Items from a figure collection
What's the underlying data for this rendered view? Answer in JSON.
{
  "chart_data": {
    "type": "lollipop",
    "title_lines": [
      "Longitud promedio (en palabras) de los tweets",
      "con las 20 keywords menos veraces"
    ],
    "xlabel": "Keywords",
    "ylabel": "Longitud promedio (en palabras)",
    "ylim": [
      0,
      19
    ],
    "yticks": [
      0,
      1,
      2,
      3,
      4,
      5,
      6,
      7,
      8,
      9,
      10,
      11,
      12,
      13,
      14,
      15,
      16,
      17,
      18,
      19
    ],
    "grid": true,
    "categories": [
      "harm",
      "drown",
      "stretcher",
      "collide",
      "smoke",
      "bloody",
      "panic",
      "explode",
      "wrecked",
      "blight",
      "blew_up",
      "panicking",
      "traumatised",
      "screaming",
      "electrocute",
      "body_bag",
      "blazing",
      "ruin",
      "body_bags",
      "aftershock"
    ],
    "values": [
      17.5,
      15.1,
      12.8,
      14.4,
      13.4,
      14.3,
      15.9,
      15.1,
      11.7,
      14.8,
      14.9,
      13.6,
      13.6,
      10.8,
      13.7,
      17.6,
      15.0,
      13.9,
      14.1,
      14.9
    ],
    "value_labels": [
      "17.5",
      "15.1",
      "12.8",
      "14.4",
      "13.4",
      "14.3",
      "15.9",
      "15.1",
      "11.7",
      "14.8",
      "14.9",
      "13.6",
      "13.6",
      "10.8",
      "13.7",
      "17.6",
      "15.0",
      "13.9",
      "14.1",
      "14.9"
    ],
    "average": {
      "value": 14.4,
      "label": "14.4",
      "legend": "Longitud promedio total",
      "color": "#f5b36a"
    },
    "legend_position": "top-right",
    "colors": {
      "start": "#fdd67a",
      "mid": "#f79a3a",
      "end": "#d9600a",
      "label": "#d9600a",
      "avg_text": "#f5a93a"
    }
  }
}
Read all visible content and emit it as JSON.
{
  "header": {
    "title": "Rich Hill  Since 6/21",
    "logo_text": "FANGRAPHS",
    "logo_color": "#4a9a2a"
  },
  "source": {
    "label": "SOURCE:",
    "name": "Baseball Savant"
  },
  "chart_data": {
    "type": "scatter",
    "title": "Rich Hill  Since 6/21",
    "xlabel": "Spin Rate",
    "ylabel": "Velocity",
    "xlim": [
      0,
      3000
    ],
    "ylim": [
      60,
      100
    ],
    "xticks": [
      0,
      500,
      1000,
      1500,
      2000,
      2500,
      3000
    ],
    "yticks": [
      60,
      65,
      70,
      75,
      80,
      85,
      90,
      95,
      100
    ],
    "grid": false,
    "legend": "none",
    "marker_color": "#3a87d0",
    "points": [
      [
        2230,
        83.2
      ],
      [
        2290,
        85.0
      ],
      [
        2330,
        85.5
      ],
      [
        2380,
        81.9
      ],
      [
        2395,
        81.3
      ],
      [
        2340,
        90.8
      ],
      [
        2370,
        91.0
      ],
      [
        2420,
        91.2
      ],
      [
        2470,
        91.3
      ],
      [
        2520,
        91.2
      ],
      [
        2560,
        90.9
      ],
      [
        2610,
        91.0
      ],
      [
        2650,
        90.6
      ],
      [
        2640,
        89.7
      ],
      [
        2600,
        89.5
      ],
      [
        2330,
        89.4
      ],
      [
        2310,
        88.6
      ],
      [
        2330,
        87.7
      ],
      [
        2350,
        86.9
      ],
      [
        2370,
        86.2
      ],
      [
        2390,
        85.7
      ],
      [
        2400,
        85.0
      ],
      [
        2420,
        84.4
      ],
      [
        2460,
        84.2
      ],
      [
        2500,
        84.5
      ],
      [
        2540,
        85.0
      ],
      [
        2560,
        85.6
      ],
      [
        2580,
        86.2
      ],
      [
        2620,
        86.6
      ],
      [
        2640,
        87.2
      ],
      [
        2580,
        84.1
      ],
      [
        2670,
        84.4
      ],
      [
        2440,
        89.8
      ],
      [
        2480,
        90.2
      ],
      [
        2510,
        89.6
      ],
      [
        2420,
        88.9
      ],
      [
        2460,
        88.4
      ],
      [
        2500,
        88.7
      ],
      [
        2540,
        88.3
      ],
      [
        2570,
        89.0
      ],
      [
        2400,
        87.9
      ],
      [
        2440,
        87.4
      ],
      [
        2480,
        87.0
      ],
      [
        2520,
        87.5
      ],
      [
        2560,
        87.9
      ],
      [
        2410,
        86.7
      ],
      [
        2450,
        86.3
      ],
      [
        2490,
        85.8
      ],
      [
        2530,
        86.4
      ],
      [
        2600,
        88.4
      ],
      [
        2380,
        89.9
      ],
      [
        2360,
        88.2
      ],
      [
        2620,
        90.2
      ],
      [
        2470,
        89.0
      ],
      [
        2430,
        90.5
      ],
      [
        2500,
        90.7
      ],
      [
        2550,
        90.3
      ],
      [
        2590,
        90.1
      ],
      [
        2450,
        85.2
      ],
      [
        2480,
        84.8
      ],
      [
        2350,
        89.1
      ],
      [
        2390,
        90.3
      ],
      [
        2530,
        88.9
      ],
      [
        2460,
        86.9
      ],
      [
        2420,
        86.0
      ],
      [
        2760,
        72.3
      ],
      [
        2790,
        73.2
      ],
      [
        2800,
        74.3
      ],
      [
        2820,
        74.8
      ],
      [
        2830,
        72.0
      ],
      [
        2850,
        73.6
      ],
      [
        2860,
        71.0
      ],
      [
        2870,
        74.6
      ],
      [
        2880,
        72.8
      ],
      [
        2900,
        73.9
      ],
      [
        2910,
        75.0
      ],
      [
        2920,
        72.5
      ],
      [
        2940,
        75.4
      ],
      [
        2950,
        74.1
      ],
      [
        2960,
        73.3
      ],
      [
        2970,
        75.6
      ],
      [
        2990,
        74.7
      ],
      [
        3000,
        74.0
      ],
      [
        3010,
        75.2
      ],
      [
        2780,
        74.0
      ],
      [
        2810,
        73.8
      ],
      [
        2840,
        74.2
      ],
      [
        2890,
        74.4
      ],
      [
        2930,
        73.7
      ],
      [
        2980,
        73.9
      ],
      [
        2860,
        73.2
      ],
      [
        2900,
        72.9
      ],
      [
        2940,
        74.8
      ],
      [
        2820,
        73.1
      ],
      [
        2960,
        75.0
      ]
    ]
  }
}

WRITTEN REQUEST: Return all the data above once more, precisely as given.

COMPLETED EXERCISE:
What's the underlying data for this rendered view? Answer in JSON.
{
  "chart_data": {
    "type": "lollipop",
    "title_lines": [
      "Longitud promedio (en palabras) de los tweets",
      "con las 20 keywords menos veraces"
    ],
    "xlabel": "Keywords",
    "ylabel": "Longitud promedio (en palabras)",
    "ylim": [
      0,
      19
    ],
    "yticks": [
      0,
      1,
      2,
      3,
      4,
      5,
      6,
      7,
      8,
      9,
      10,
      11,
      12,
      13,
      14,
      15,
      16,
      17,
      18,
      19
    ],
    "grid": true,
    "categories": [
      "harm",
      "drown",
      "stretcher",
      "collide",
      "smoke",
      "bloody",
      "panic",
      "explode",
      "wrecked",
      "blight",
      "blew_up",
      "panicking",
      "traumatised",
      "screaming",
      "electrocute",
      "body_bag",
      "blazing",
      "ruin",
      "body_bags",
      "aftershock"
    ],
    "values": [
      17.5,
      15.1,
      12.8,
      14.4,
      13.4,
      14.3,
      15.9,
      15.1,
      11.7,
      14.8,
      14.9,
      13.6,
      13.6,
      10.8,
      13.7,
      17.6,
      15.0,
      13.9,
      14.1,
      14.9
    ],
    "value_labels": [
      "17.5",
      "15.1",
      "12.8",
      "14.4",
      "13.4",
      "14.3",
      "15.9",
      "15.1",
      "11.7",
      "14.8",
      "14.9",
      "13.6",
      "13.6",
      "10.8",
      "13.7",
      "17.6",
      "15.0",
      "13.9",
      "14.1",
      "14.9"
    ],
    "average": {
      "value": 14.4,
      "label": "14.4",
      "legend": "Longitud promedio total",
      "color": "#f5b36a"
    },
    "legend_position": "top-right",
    "colors": {
      "start": "#fdd67a",
      "mid": "#f79a3a",
      "end": "#d9600a",
      "label": "#d9600a",
      "avg_text": "#f5a93a"
    }
  }
}
Read all visible content and emit it as JSON.
{
  "header": {
    "title": "Rich Hill  Since 6/21",
    "logo_text": "FANGRAPHS",
    "logo_color": "#4a9a2a"
  },
  "source": {
    "label": "SOURCE:",
    "name": "Baseball Savant"
  },
  "chart_data": {
    "type": "scatter",
    "title": "Rich Hill  Since 6/21",
    "xlabel": "Spin Rate",
    "ylabel": "Velocity",
    "xlim": [
      0,
      3000
    ],
    "ylim": [
      60,
      100
    ],
    "xticks": [
      0,
      500,
      1000,
      1500,
      2000,
      2500,
      3000
    ],
    "yticks": [
      60,
      65,
      70,
      75,
      80,
      85,
      90,
      95,
      100
    ],
    "grid": false,
    "legend": "none",
    "marker_color": "#3a87d0",
    "points": [
      [
        2230,
        83.2
      ],
      [
        2290,
        85.0
      ],
      [
        2330,
        85.5
      ],
      [
        2380,
        81.9
      ],
      [
        2395,
        81.3
      ],
      [
        2340,
        90.8
      ],
      [
        2370,
        91.0
      ],
      [
        2420,
        91.2
      ],
      [
        2470,
        91.3
      ],
      [
        2520,
        91.2
      ],
      [
        2560,
        90.9
      ],
      [
        2610,
        91.0
      ],
      [
        2650,
        90.6
      ],
      [
        2640,
        89.7
      ],
      [
        2600,
        89.5
      ],
      [
        2330,
        89.4
      ],
      [
        2310,
        88.6
      ],
      [
        2330,
        87.7
      ],
      [
        2350,
        86.9
      ],
      [
        2370,
        86.2
      ],
      [
        2390,
        85.7
      ],
      [
        2400,
        85.0
      ],
      [
        2420,
        84.4
      ],
      [
        2460,
        84.2
      ],
      [
        2500,
        84.5
      ],
      [
        2540,
        85.0
      ],
      [
        2560,
        85.6
      ],
      [
        2580,
        86.2
      ],
      [
        2620,
        86.6
      ],
      [
        2640,
        87.2
      ],
      [
        2580,
        84.1
      ],
      [
        2670,
        84.4
      ],
      [
        2440,
        89.8
      ],
      [
        2480,
        90.2
      ],
      [
        2510,
        89.6
      ],
      [
        2420,
        88.9
      ],
      [
        2460,
        88.4
      ],
      [
        2500,
        88.7
      ],
      [
        2540,
        88.3
      ],
      [
        2570,
        89.0
      ],
      [
        2400,
        87.9
      ],
      [
        2440,
        87.4
      ],
      [
        2480,
        87.0
      ],
      [
        2520,
        87.5
      ],
      [
        2560,
        87.9
      ],
      [
        2410,
        86.7
      ],
      [
        2450,
        86.3
      ],
      [
        2490,
        85.8
      ],
      [
        2530,
        86.4
      ],
      [
        2600,
        88.4
      ],
      [
        2380,
        89.9
      ],
      [
        2360,
        88.2
      ],
      [
        2620,
        90.2
      ],
      [
        2470,
        89.0
      ],
      [
        2430,
        90.5
      ],
      [
        2500,
        90.7
      ],
      [
        2550,
        90.3
      ],
      [
        2590,
        90.1
      ],
      [
        2450,
        85.2
      ],
      [
        2480,
        84.8
      ],
      [
        2350,
        89.1
      ],
      [
        2390,
        90.3
      ],
      [
        2530,
        88.9
      ],
      [
        2460,
        86.9
      ],
      [
        2420,
        86.0
      ],
      [
        2760,
        72.3
      ],
      [
        2790,
        73.2
      ],
      [
        2800,
        74.3
      ],
      [
        2820,
        74.8
      ],
      [
        2830,
        72.0
      ],
      [
        2850,
        73.6
      ],
      [
        2860,
        71.0
      ],
      [
        2870,
        74.6
      ],
      [
        2880,
        72.8
      ],
      [
        2900,
        73.9
      ],
      [
        2910,
        75.0
      ],
      [
        2920,
        72.5
      ],
      [
        2940,
        75.4
      ],
      [
        2950,
        74.1
      ],
      [
        2960,
        73.3
      ],
      [
        2970,
        75.6
      ],
      [
        2990,
        74.7
      ],
      [
        3000,
        74.0
      ],
      [
        3010,
        75.2
      ],
      [
        2780,
        74.0
      ],
      [
        2810,
        73.8
      ],
      [
        2840,
        74.2
      ],
      [
        2890,
        74.4
      ],
      [
        2930,
        73.7
      ],
      [
        2980,
        73.9
      ],
      [
        2860,
        73.2
      ],
      [
        2900,
        72.9
      ],
      [
        2940,
        74.8
      ],
      [
        2820,
        73.1
      ],
      [
        2960,
        75.0
      ]
    ]
  }
}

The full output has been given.